**TASK REQUIREMENTS:**
Report the count of lines below in which the string "JSON" occurs; include nothing else.
#### DATA SHOWN ####
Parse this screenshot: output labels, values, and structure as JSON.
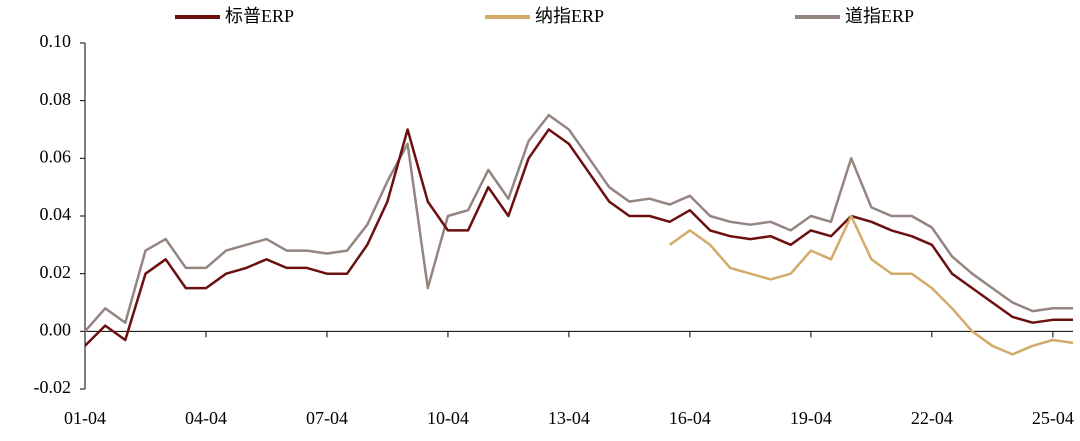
{
  "chart_data": {
    "type": "line",
    "categories": [
      "01-04",
      null,
      null,
      null,
      null,
      null,
      "04-04",
      null,
      null,
      null,
      null,
      null,
      "07-04",
      null,
      null,
      null,
      null,
      null,
      "10-04",
      null,
      null,
      null,
      null,
      null,
      "13-04",
      null,
      null,
      null,
      null,
      null,
      "16-04",
      null,
      null,
      null,
      null,
      null,
      "19-04",
      null,
      null,
      null,
      null,
      null,
      "22-04",
      null,
      null,
      null,
      null,
      null,
      "25-04",
      null
    ],
    "series": [
      {
        "name": "标普ERP",
        "color": "#6b0f0f",
        "values": [
          -0.005,
          0.002,
          -0.003,
          0.02,
          0.025,
          0.015,
          0.015,
          0.02,
          0.022,
          0.025,
          0.022,
          0.022,
          0.02,
          0.02,
          0.03,
          0.045,
          0.07,
          0.045,
          0.035,
          0.035,
          0.05,
          0.04,
          0.06,
          0.07,
          0.065,
          0.055,
          0.045,
          0.04,
          0.04,
          0.038,
          0.042,
          0.035,
          0.033,
          0.032,
          0.033,
          0.03,
          0.035,
          0.033,
          0.04,
          0.038,
          0.035,
          0.033,
          0.03,
          0.02,
          0.015,
          0.01,
          0.005,
          0.003,
          0.004,
          0.004
        ]
      },
      {
        "name": "纳指ERP",
        "color": "#d4aa6a",
        "values": [
          null,
          null,
          null,
          null,
          null,
          null,
          null,
          null,
          null,
          null,
          null,
          null,
          null,
          null,
          null,
          null,
          null,
          null,
          null,
          null,
          null,
          null,
          null,
          null,
          null,
          null,
          null,
          null,
          null,
          0.03,
          0.035,
          0.03,
          0.022,
          0.02,
          0.018,
          0.02,
          0.028,
          0.025,
          0.04,
          0.025,
          0.02,
          0.02,
          0.015,
          0.008,
          0.0,
          -0.005,
          -0.008,
          -0.005,
          -0.003,
          -0.004
        ]
      },
      {
        "name": "道指ERP",
        "color": "#958580",
        "values": [
          0.0,
          0.008,
          0.003,
          0.028,
          0.032,
          0.022,
          0.022,
          0.028,
          0.03,
          0.032,
          0.028,
          0.028,
          0.027,
          0.028,
          0.037,
          0.052,
          0.065,
          0.015,
          0.04,
          0.042,
          0.056,
          0.046,
          0.066,
          0.075,
          0.07,
          0.06,
          0.05,
          0.045,
          0.046,
          0.044,
          0.047,
          0.04,
          0.038,
          0.037,
          0.038,
          0.035,
          0.04,
          0.038,
          0.06,
          0.043,
          0.04,
          0.04,
          0.036,
          0.026,
          0.02,
          0.015,
          0.01,
          0.007,
          0.008,
          0.008
        ]
      }
    ],
    "ylim": [
      -0.02,
      0.1
    ],
    "yticks": [
      {
        "value": -0.02,
        "label": "-0.02"
      },
      {
        "value": 0.0,
        "label": "0.00"
      },
      {
        "value": 0.02,
        "label": "0.02"
      },
      {
        "value": 0.04,
        "label": "0.04"
      },
      {
        "value": 0.06,
        "label": "0.06"
      },
      {
        "value": 0.08,
        "label": "0.08"
      },
      {
        "value": 0.1,
        "label": "0.10"
      }
    ]
  }
}
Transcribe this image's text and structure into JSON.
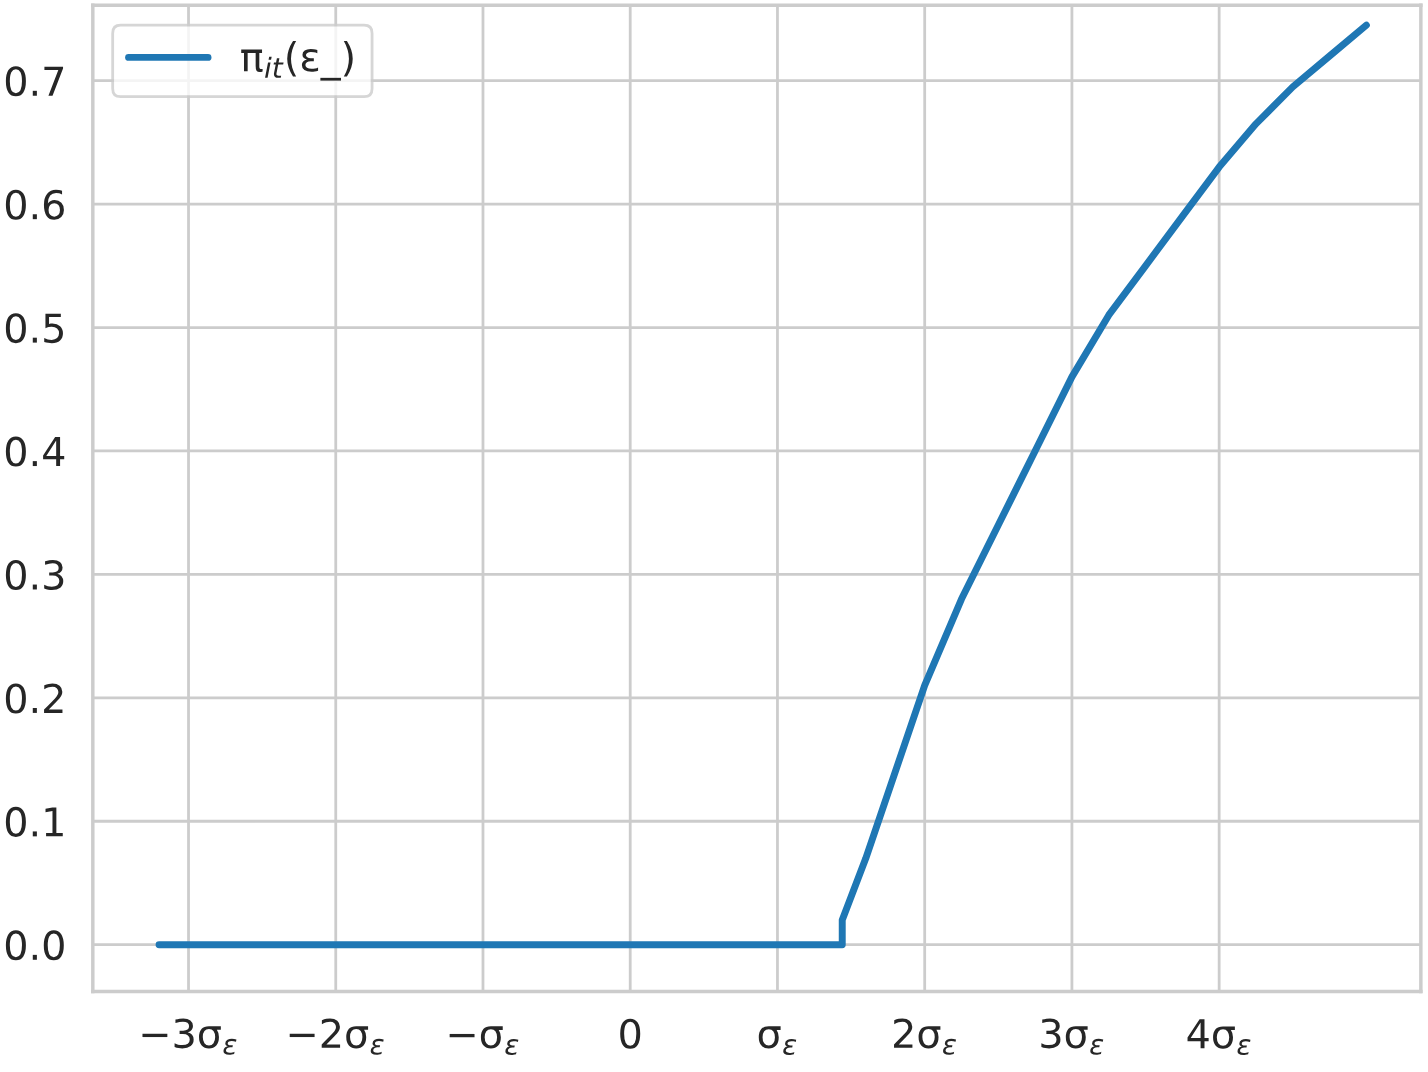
{
  "chart_data": {
    "type": "line",
    "legend": "top left",
    "grid": true,
    "xlim": [
      -3.65,
      5.37
    ],
    "ylim": [
      -0.038,
      0.761
    ],
    "xticks": [
      {
        "value": -3,
        "label": "−3σ$_{ε}$"
      },
      {
        "value": -2,
        "label": "−2σ$_{ε}$"
      },
      {
        "value": -1,
        "label": "−σ$_{ε}$"
      },
      {
        "value": 0,
        "label": "0"
      },
      {
        "value": 1,
        "label": "σ$_{ε}$"
      },
      {
        "value": 2,
        "label": "2σ$_{ε}$"
      },
      {
        "value": 3,
        "label": "3σ$_{ε}$"
      },
      {
        "value": 4,
        "label": "4σ$_{ε}$"
      }
    ],
    "yticks": [
      {
        "value": 0,
        "label": "0.0"
      },
      {
        "value": 0.1,
        "label": "0.1"
      },
      {
        "value": 0.2,
        "label": "0.2"
      },
      {
        "value": 0.3,
        "label": "0.3"
      },
      {
        "value": 0.4,
        "label": "0.4"
      },
      {
        "value": 0.5,
        "label": "0.5"
      },
      {
        "value": 0.6,
        "label": "0.6"
      },
      {
        "value": 0.7,
        "label": "0.7"
      }
    ],
    "series": [
      {
        "name": "π$_{it}$(ε_)",
        "color": "#1f77b4",
        "x": [
          -3.2,
          1.44,
          1.44,
          1.6,
          1.8,
          2.0,
          2.25,
          2.5,
          2.75,
          3.0,
          3.25,
          3.5,
          3.75,
          4.0,
          4.25,
          4.5,
          4.75,
          5.0
        ],
        "values": [
          0.0,
          0.0,
          0.02,
          0.07,
          0.14,
          0.21,
          0.28,
          0.34,
          0.4,
          0.46,
          0.51,
          0.55,
          0.59,
          0.63,
          0.665,
          0.695,
          0.72,
          0.745
        ]
      }
    ]
  }
}
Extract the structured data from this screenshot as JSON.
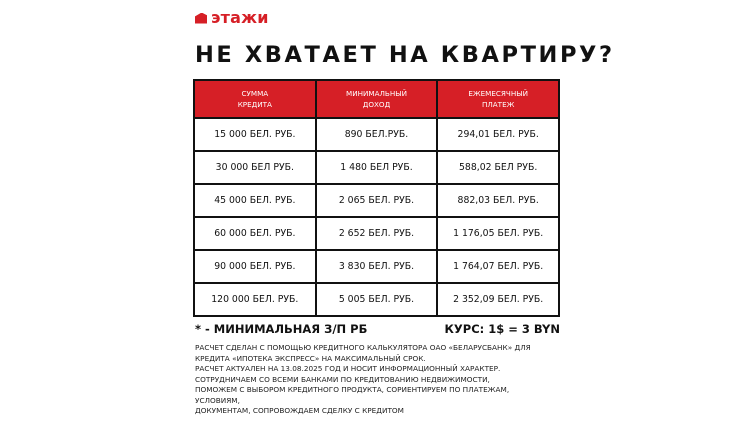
{
  "brand": {
    "name": "этажи",
    "color": "#d61f26",
    "icon": "house-roof-icon"
  },
  "title": "НЕ ХВАТАЕТ НА КВАРТИРУ?",
  "table": {
    "headers": [
      [
        "СУММА",
        "КРЕДИТА"
      ],
      [
        "МИНИМАЛЬНЫЙ",
        "ДОХОД"
      ],
      [
        "ЕЖЕМЕСЯЧНЫЙ",
        "ПЛАТЕЖ"
      ]
    ],
    "rows": [
      [
        "15 000 БЕЛ. РУБ.",
        "890 БЕЛ.РУБ.",
        "294,01 БЕЛ. РУБ."
      ],
      [
        "30 000 БЕЛ РУБ.",
        "1 480 БЕЛ РУБ.",
        "588,02 БЕЛ РУБ."
      ],
      [
        "45 000 БЕЛ. РУБ.",
        "2 065 БЕЛ. РУБ.",
        "882,03 БЕЛ. РУБ."
      ],
      [
        "60 000 БЕЛ. РУБ.",
        "2 652 БЕЛ. РУБ.",
        "1 176,05 БЕЛ. РУБ."
      ],
      [
        "90 000 БЕЛ. РУБ.",
        "3 830 БЕЛ. РУБ.",
        "1 764,07 БЕЛ. РУБ."
      ],
      [
        "120 000 БЕЛ. РУБ.",
        "5 005 БЕЛ. РУБ.",
        "2 352,09 БЕЛ. РУБ."
      ]
    ]
  },
  "footnote": "* - МИНИМАЛЬНАЯ З/П РБ",
  "rate": "КУРС: 1$ = 3 BYN",
  "notes": [
    "РАСЧЕТ СДЕЛАН С ПОМОЩЬЮ КРЕДИТНОГО КАЛЬКУЛЯТОРА ОАО «БЕЛАРУСБАНК» ДЛЯ",
    "КРЕДИТА «ИПОТЕКА ЭКСПРЕСС» НА МАКСИМАЛЬНЫЙ СРОК.",
    "РАСЧЕТ АКТУАЛЕН НА 13.08.2025 ГОД И НОСИТ ИНФОРМАЦИОННЫЙ ХАРАКТЕР.",
    "СОТРУДНИЧАЕМ СО ВСЕМИ БАНКАМИ ПО КРЕДИТОВАНИЮ НЕДВИЖИМОСТИ,",
    "ПОМОЖЕМ С ВЫБОРОМ КРЕДИТНОГО ПРОДУКТА, СОРИЕНТИРУЕМ ПО ПЛАТЕЖАМ,",
    "УСЛОВИЯМ,",
    "ДОКУМЕНТАМ, СОПРОВОЖДАЕМ СДЕЛКУ С КРЕДИТОМ"
  ]
}
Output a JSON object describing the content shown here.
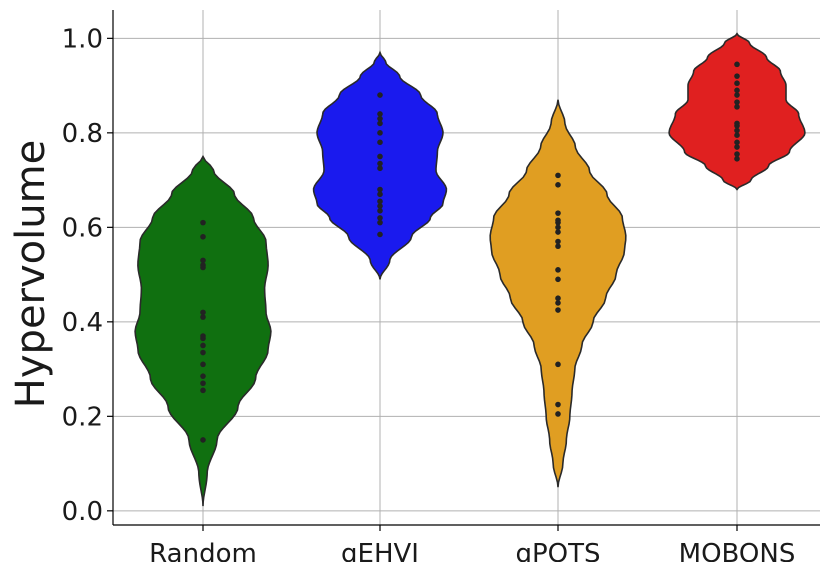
{
  "chart_data": {
    "type": "violin",
    "title": "",
    "xlabel": "",
    "ylabel": "Hypervolume",
    "ylim": [
      -0.03,
      1.06
    ],
    "yticks": [
      0.0,
      0.2,
      0.4,
      0.6,
      0.8,
      1.0
    ],
    "ytick_labels": [
      "0.0",
      "0.2",
      "0.4",
      "0.6",
      "0.8",
      "1.0"
    ],
    "grid": true,
    "categories": [
      "Random",
      "qEHVI",
      "qPOTS",
      "MOBONS"
    ],
    "series": [
      {
        "color": "#107010",
        "violin_range": [
          0.01,
          0.75
        ],
        "profile": [
          [
            0.01,
            0.0
          ],
          [
            0.08,
            0.06
          ],
          [
            0.15,
            0.2
          ],
          [
            0.22,
            0.5
          ],
          [
            0.28,
            0.75
          ],
          [
            0.34,
            0.93
          ],
          [
            0.38,
            0.97
          ],
          [
            0.42,
            0.9
          ],
          [
            0.47,
            0.88
          ],
          [
            0.52,
            0.93
          ],
          [
            0.57,
            0.9
          ],
          [
            0.62,
            0.72
          ],
          [
            0.67,
            0.45
          ],
          [
            0.72,
            0.15
          ],
          [
            0.75,
            0.0
          ]
        ],
        "points": [
          0.15,
          0.255,
          0.27,
          0.285,
          0.31,
          0.335,
          0.35,
          0.365,
          0.37,
          0.41,
          0.42,
          0.515,
          0.52,
          0.53,
          0.58,
          0.61
        ]
      },
      {
        "color": "#1a1aee",
        "violin_range": [
          0.49,
          0.97
        ],
        "profile": [
          [
            0.49,
            0.0
          ],
          [
            0.53,
            0.14
          ],
          [
            0.58,
            0.45
          ],
          [
            0.62,
            0.72
          ],
          [
            0.65,
            0.9
          ],
          [
            0.68,
            0.95
          ],
          [
            0.72,
            0.8
          ],
          [
            0.76,
            0.82
          ],
          [
            0.8,
            0.9
          ],
          [
            0.84,
            0.82
          ],
          [
            0.88,
            0.58
          ],
          [
            0.92,
            0.28
          ],
          [
            0.95,
            0.08
          ],
          [
            0.97,
            0.0
          ]
        ],
        "points": [
          0.585,
          0.61,
          0.62,
          0.635,
          0.645,
          0.655,
          0.67,
          0.68,
          0.725,
          0.735,
          0.75,
          0.78,
          0.8,
          0.82,
          0.83,
          0.84,
          0.88
        ]
      },
      {
        "color": "#e09e22",
        "violin_range": [
          0.05,
          0.87
        ],
        "profile": [
          [
            0.05,
            0.0
          ],
          [
            0.1,
            0.07
          ],
          [
            0.15,
            0.12
          ],
          [
            0.2,
            0.17
          ],
          [
            0.25,
            0.2
          ],
          [
            0.3,
            0.24
          ],
          [
            0.35,
            0.34
          ],
          [
            0.4,
            0.5
          ],
          [
            0.45,
            0.68
          ],
          [
            0.5,
            0.83
          ],
          [
            0.55,
            0.95
          ],
          [
            0.58,
            0.97
          ],
          [
            0.62,
            0.92
          ],
          [
            0.67,
            0.7
          ],
          [
            0.72,
            0.45
          ],
          [
            0.77,
            0.25
          ],
          [
            0.82,
            0.1
          ],
          [
            0.87,
            0.0
          ]
        ],
        "points": [
          0.205,
          0.225,
          0.31,
          0.425,
          0.44,
          0.45,
          0.49,
          0.51,
          0.56,
          0.57,
          0.59,
          0.6,
          0.61,
          0.615,
          0.63,
          0.69,
          0.71
        ]
      },
      {
        "color": "#e02020",
        "violin_range": [
          0.68,
          1.01
        ],
        "profile": [
          [
            0.68,
            0.0
          ],
          [
            0.7,
            0.2
          ],
          [
            0.73,
            0.45
          ],
          [
            0.76,
            0.75
          ],
          [
            0.8,
            0.97
          ],
          [
            0.84,
            0.88
          ],
          [
            0.87,
            0.7
          ],
          [
            0.9,
            0.7
          ],
          [
            0.93,
            0.62
          ],
          [
            0.96,
            0.42
          ],
          [
            0.99,
            0.18
          ],
          [
            1.01,
            0.0
          ]
        ],
        "points": [
          0.745,
          0.755,
          0.77,
          0.78,
          0.795,
          0.805,
          0.815,
          0.82,
          0.855,
          0.865,
          0.88,
          0.89,
          0.905,
          0.92,
          0.945
        ]
      }
    ]
  }
}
####
**ANSWER TO THE TASK:**
4